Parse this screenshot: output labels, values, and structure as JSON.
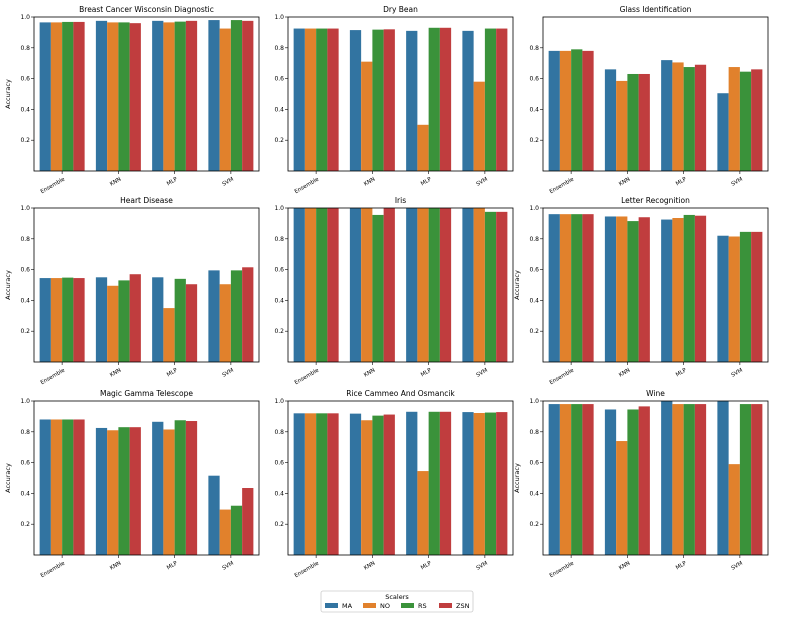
{
  "figure": {
    "legend": {
      "title": "Scalers",
      "placement": "bottom-center"
    },
    "colors": {
      "MA": "#3274a1",
      "NO": "#e1812c",
      "RS": "#3a923a",
      "ZSN": "#c03d3e"
    }
  },
  "chart_data": [
    {
      "type": "bar",
      "title": "Breast Cancer Wisconsin Diagnostic",
      "ylabel": "Accuracy",
      "ylim": [
        0,
        1.0
      ],
      "yticks": [
        "0.2",
        "0.4",
        "0.6",
        "0.8",
        "1.0"
      ],
      "categories": [
        "Ensemble",
        "KNN",
        "MLP",
        "SVM"
      ],
      "series": [
        {
          "name": "MA",
          "values": [
            0.965,
            0.975,
            0.975,
            0.98
          ]
        },
        {
          "name": "NO",
          "values": [
            0.965,
            0.965,
            0.965,
            0.925
          ]
        },
        {
          "name": "RS",
          "values": [
            0.968,
            0.965,
            0.97,
            0.98
          ]
        },
        {
          "name": "ZSN",
          "values": [
            0.968,
            0.96,
            0.975,
            0.975
          ]
        }
      ]
    },
    {
      "type": "bar",
      "title": "Dry Bean",
      "ylabel": "",
      "ylim": [
        0,
        1.0
      ],
      "yticks": [
        "0.2",
        "0.4",
        "0.6",
        "0.8",
        "1.0"
      ],
      "categories": [
        "Ensemble",
        "KNN",
        "MLP",
        "SVM"
      ],
      "series": [
        {
          "name": "MA",
          "values": [
            0.925,
            0.915,
            0.91,
            0.91
          ]
        },
        {
          "name": "NO",
          "values": [
            0.925,
            0.71,
            0.3,
            0.58
          ]
        },
        {
          "name": "RS",
          "values": [
            0.925,
            0.918,
            0.93,
            0.925
          ]
        },
        {
          "name": "ZSN",
          "values": [
            0.925,
            0.92,
            0.93,
            0.925
          ]
        }
      ]
    },
    {
      "type": "bar",
      "title": "Glass Identification",
      "ylabel": "",
      "ylim": [
        0,
        1.0
      ],
      "yticks": [
        "0.2",
        "0.4",
        "0.6",
        "0.8"
      ],
      "categories": [
        "Ensemble",
        "KNN",
        "MLP",
        "SVM"
      ],
      "series": [
        {
          "name": "MA",
          "values": [
            0.78,
            0.66,
            0.72,
            0.505
          ]
        },
        {
          "name": "NO",
          "values": [
            0.78,
            0.585,
            0.705,
            0.675
          ]
        },
        {
          "name": "RS",
          "values": [
            0.79,
            0.63,
            0.675,
            0.645
          ]
        },
        {
          "name": "ZSN",
          "values": [
            0.78,
            0.63,
            0.69,
            0.66
          ]
        }
      ]
    },
    {
      "type": "bar",
      "title": "Heart Disease",
      "ylabel": "Accuracy",
      "ylim": [
        0,
        1.0
      ],
      "yticks": [
        "0.2",
        "0.4",
        "0.6",
        "0.8",
        "1.0"
      ],
      "categories": [
        "Ensemble",
        "KNN",
        "MLP",
        "SVM"
      ],
      "series": [
        {
          "name": "MA",
          "values": [
            0.545,
            0.55,
            0.55,
            0.595
          ]
        },
        {
          "name": "NO",
          "values": [
            0.545,
            0.495,
            0.35,
            0.505
          ]
        },
        {
          "name": "RS",
          "values": [
            0.548,
            0.53,
            0.54,
            0.595
          ]
        },
        {
          "name": "ZSN",
          "values": [
            0.545,
            0.57,
            0.505,
            0.615
          ]
        }
      ]
    },
    {
      "type": "bar",
      "title": "Iris",
      "ylabel": "",
      "ylim": [
        0,
        1.0
      ],
      "yticks": [
        "0.2",
        "0.4",
        "0.6",
        "0.8",
        "1.0"
      ],
      "categories": [
        "Ensemble",
        "KNN",
        "MLP",
        "SVM"
      ],
      "series": [
        {
          "name": "MA",
          "values": [
            1.0,
            1.0,
            1.0,
            1.0
          ]
        },
        {
          "name": "NO",
          "values": [
            1.0,
            1.0,
            1.0,
            1.0
          ]
        },
        {
          "name": "RS",
          "values": [
            1.0,
            0.955,
            1.0,
            0.975
          ]
        },
        {
          "name": "ZSN",
          "values": [
            1.0,
            1.0,
            1.0,
            0.975
          ]
        }
      ]
    },
    {
      "type": "bar",
      "title": "Letter Recognition",
      "ylabel": "Accuracy",
      "ylim": [
        0,
        1.0
      ],
      "yticks": [
        "0.2",
        "0.4",
        "0.6",
        "0.8",
        "1.0"
      ],
      "categories": [
        "Ensemble",
        "KNN",
        "MLP",
        "SVM"
      ],
      "series": [
        {
          "name": "MA",
          "values": [
            0.96,
            0.945,
            0.925,
            0.82
          ]
        },
        {
          "name": "NO",
          "values": [
            0.96,
            0.945,
            0.935,
            0.815
          ]
        },
        {
          "name": "RS",
          "values": [
            0.96,
            0.915,
            0.955,
            0.845
          ]
        },
        {
          "name": "ZSN",
          "values": [
            0.96,
            0.94,
            0.95,
            0.845
          ]
        }
      ]
    },
    {
      "type": "bar",
      "title": "Magic Gamma Telescope",
      "ylabel": "Accuracy",
      "ylim": [
        0,
        1.0
      ],
      "yticks": [
        "0.2",
        "0.4",
        "0.6",
        "0.8",
        "1.0"
      ],
      "categories": [
        "Ensemble",
        "KNN",
        "MLP",
        "SVM"
      ],
      "series": [
        {
          "name": "MA",
          "values": [
            0.88,
            0.825,
            0.865,
            0.515
          ]
        },
        {
          "name": "NO",
          "values": [
            0.88,
            0.81,
            0.815,
            0.295
          ]
        },
        {
          "name": "RS",
          "values": [
            0.88,
            0.83,
            0.875,
            0.32
          ]
        },
        {
          "name": "ZSN",
          "values": [
            0.88,
            0.83,
            0.87,
            0.435
          ]
        }
      ]
    },
    {
      "type": "bar",
      "title": "Rice Cammeo And Osmancik",
      "ylabel": "",
      "ylim": [
        0,
        1.0
      ],
      "yticks": [
        "0.2",
        "0.4",
        "0.6",
        "0.8",
        "1.0"
      ],
      "categories": [
        "Ensemble",
        "KNN",
        "MLP",
        "SVM"
      ],
      "series": [
        {
          "name": "MA",
          "values": [
            0.92,
            0.918,
            0.93,
            0.928
          ]
        },
        {
          "name": "NO",
          "values": [
            0.92,
            0.875,
            0.545,
            0.922
          ]
        },
        {
          "name": "RS",
          "values": [
            0.92,
            0.905,
            0.93,
            0.925
          ]
        },
        {
          "name": "ZSN",
          "values": [
            0.92,
            0.912,
            0.93,
            0.928
          ]
        }
      ]
    },
    {
      "type": "bar",
      "title": "Wine",
      "ylabel": "Accuracy",
      "ylim": [
        0,
        1.0
      ],
      "yticks": [
        "0.2",
        "0.4",
        "0.6",
        "0.8",
        "1.0"
      ],
      "categories": [
        "Ensemble",
        "KNN",
        "MLP",
        "SVM"
      ],
      "series": [
        {
          "name": "MA",
          "values": [
            0.98,
            0.945,
            1.0,
            1.0
          ]
        },
        {
          "name": "NO",
          "values": [
            0.98,
            0.74,
            0.98,
            0.59
          ]
        },
        {
          "name": "RS",
          "values": [
            0.98,
            0.945,
            0.98,
            0.98
          ]
        },
        {
          "name": "ZSN",
          "values": [
            0.98,
            0.965,
            0.98,
            0.98
          ]
        }
      ]
    }
  ]
}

## Short task
Reproduce the records, all of them, word for word; omit the pictures.

## Correct output
Parse this screenshot: output labels, values, and structure as JSON.
{
  "figure": {
    "legend": {
      "title": "Scalers",
      "placement": "bottom-center"
    },
    "colors": {
      "MA": "#3274a1",
      "NO": "#e1812c",
      "RS": "#3a923a",
      "ZSN": "#c03d3e"
    }
  },
  "chart_data": [
    {
      "type": "bar",
      "title": "Breast Cancer Wisconsin Diagnostic",
      "ylabel": "Accuracy",
      "ylim": [
        0,
        1.0
      ],
      "yticks": [
        "0.2",
        "0.4",
        "0.6",
        "0.8",
        "1.0"
      ],
      "categories": [
        "Ensemble",
        "KNN",
        "MLP",
        "SVM"
      ],
      "series": [
        {
          "name": "MA",
          "values": [
            0.965,
            0.975,
            0.975,
            0.98
          ]
        },
        {
          "name": "NO",
          "values": [
            0.965,
            0.965,
            0.965,
            0.925
          ]
        },
        {
          "name": "RS",
          "values": [
            0.968,
            0.965,
            0.97,
            0.98
          ]
        },
        {
          "name": "ZSN",
          "values": [
            0.968,
            0.96,
            0.975,
            0.975
          ]
        }
      ]
    },
    {
      "type": "bar",
      "title": "Dry Bean",
      "ylabel": "",
      "ylim": [
        0,
        1.0
      ],
      "yticks": [
        "0.2",
        "0.4",
        "0.6",
        "0.8",
        "1.0"
      ],
      "categories": [
        "Ensemble",
        "KNN",
        "MLP",
        "SVM"
      ],
      "series": [
        {
          "name": "MA",
          "values": [
            0.925,
            0.915,
            0.91,
            0.91
          ]
        },
        {
          "name": "NO",
          "values": [
            0.925,
            0.71,
            0.3,
            0.58
          ]
        },
        {
          "name": "RS",
          "values": [
            0.925,
            0.918,
            0.93,
            0.925
          ]
        },
        {
          "name": "ZSN",
          "values": [
            0.925,
            0.92,
            0.93,
            0.925
          ]
        }
      ]
    },
    {
      "type": "bar",
      "title": "Glass Identification",
      "ylabel": "",
      "ylim": [
        0,
        1.0
      ],
      "yticks": [
        "0.2",
        "0.4",
        "0.6",
        "0.8"
      ],
      "categories": [
        "Ensemble",
        "KNN",
        "MLP",
        "SVM"
      ],
      "series": [
        {
          "name": "MA",
          "values": [
            0.78,
            0.66,
            0.72,
            0.505
          ]
        },
        {
          "name": "NO",
          "values": [
            0.78,
            0.585,
            0.705,
            0.675
          ]
        },
        {
          "name": "RS",
          "values": [
            0.79,
            0.63,
            0.675,
            0.645
          ]
        },
        {
          "name": "ZSN",
          "values": [
            0.78,
            0.63,
            0.69,
            0.66
          ]
        }
      ]
    },
    {
      "type": "bar",
      "title": "Heart Disease",
      "ylabel": "Accuracy",
      "ylim": [
        0,
        1.0
      ],
      "yticks": [
        "0.2",
        "0.4",
        "0.6",
        "0.8",
        "1.0"
      ],
      "categories": [
        "Ensemble",
        "KNN",
        "MLP",
        "SVM"
      ],
      "series": [
        {
          "name": "MA",
          "values": [
            0.545,
            0.55,
            0.55,
            0.595
          ]
        },
        {
          "name": "NO",
          "values": [
            0.545,
            0.495,
            0.35,
            0.505
          ]
        },
        {
          "name": "RS",
          "values": [
            0.548,
            0.53,
            0.54,
            0.595
          ]
        },
        {
          "name": "ZSN",
          "values": [
            0.545,
            0.57,
            0.505,
            0.615
          ]
        }
      ]
    },
    {
      "type": "bar",
      "title": "Iris",
      "ylabel": "",
      "ylim": [
        0,
        1.0
      ],
      "yticks": [
        "0.2",
        "0.4",
        "0.6",
        "0.8",
        "1.0"
      ],
      "categories": [
        "Ensemble",
        "KNN",
        "MLP",
        "SVM"
      ],
      "series": [
        {
          "name": "MA",
          "values": [
            1.0,
            1.0,
            1.0,
            1.0
          ]
        },
        {
          "name": "NO",
          "values": [
            1.0,
            1.0,
            1.0,
            1.0
          ]
        },
        {
          "name": "RS",
          "values": [
            1.0,
            0.955,
            1.0,
            0.975
          ]
        },
        {
          "name": "ZSN",
          "values": [
            1.0,
            1.0,
            1.0,
            0.975
          ]
        }
      ]
    },
    {
      "type": "bar",
      "title": "Letter Recognition",
      "ylabel": "Accuracy",
      "ylim": [
        0,
        1.0
      ],
      "yticks": [
        "0.2",
        "0.4",
        "0.6",
        "0.8",
        "1.0"
      ],
      "categories": [
        "Ensemble",
        "KNN",
        "MLP",
        "SVM"
      ],
      "series": [
        {
          "name": "MA",
          "values": [
            0.96,
            0.945,
            0.925,
            0.82
          ]
        },
        {
          "name": "NO",
          "values": [
            0.96,
            0.945,
            0.935,
            0.815
          ]
        },
        {
          "name": "RS",
          "values": [
            0.96,
            0.915,
            0.955,
            0.845
          ]
        },
        {
          "name": "ZSN",
          "values": [
            0.96,
            0.94,
            0.95,
            0.845
          ]
        }
      ]
    },
    {
      "type": "bar",
      "title": "Magic Gamma Telescope",
      "ylabel": "Accuracy",
      "ylim": [
        0,
        1.0
      ],
      "yticks": [
        "0.2",
        "0.4",
        "0.6",
        "0.8",
        "1.0"
      ],
      "categories": [
        "Ensemble",
        "KNN",
        "MLP",
        "SVM"
      ],
      "series": [
        {
          "name": "MA",
          "values": [
            0.88,
            0.825,
            0.865,
            0.515
          ]
        },
        {
          "name": "NO",
          "values": [
            0.88,
            0.81,
            0.815,
            0.295
          ]
        },
        {
          "name": "RS",
          "values": [
            0.88,
            0.83,
            0.875,
            0.32
          ]
        },
        {
          "name": "ZSN",
          "values": [
            0.88,
            0.83,
            0.87,
            0.435
          ]
        }
      ]
    },
    {
      "type": "bar",
      "title": "Rice Cammeo And Osmancik",
      "ylabel": "",
      "ylim": [
        0,
        1.0
      ],
      "yticks": [
        "0.2",
        "0.4",
        "0.6",
        "0.8",
        "1.0"
      ],
      "categories": [
        "Ensemble",
        "KNN",
        "MLP",
        "SVM"
      ],
      "series": [
        {
          "name": "MA",
          "values": [
            0.92,
            0.918,
            0.93,
            0.928
          ]
        },
        {
          "name": "NO",
          "values": [
            0.92,
            0.875,
            0.545,
            0.922
          ]
        },
        {
          "name": "RS",
          "values": [
            0.92,
            0.905,
            0.93,
            0.925
          ]
        },
        {
          "name": "ZSN",
          "values": [
            0.92,
            0.912,
            0.93,
            0.928
          ]
        }
      ]
    },
    {
      "type": "bar",
      "title": "Wine",
      "ylabel": "Accuracy",
      "ylim": [
        0,
        1.0
      ],
      "yticks": [
        "0.2",
        "0.4",
        "0.6",
        "0.8",
        "1.0"
      ],
      "categories": [
        "Ensemble",
        "KNN",
        "MLP",
        "SVM"
      ],
      "series": [
        {
          "name": "MA",
          "values": [
            0.98,
            0.945,
            1.0,
            1.0
          ]
        },
        {
          "name": "NO",
          "values": [
            0.98,
            0.74,
            0.98,
            0.59
          ]
        },
        {
          "name": "RS",
          "values": [
            0.98,
            0.945,
            0.98,
            0.98
          ]
        },
        {
          "name": "ZSN",
          "values": [
            0.98,
            0.965,
            0.98,
            0.98
          ]
        }
      ]
    }
  ]
}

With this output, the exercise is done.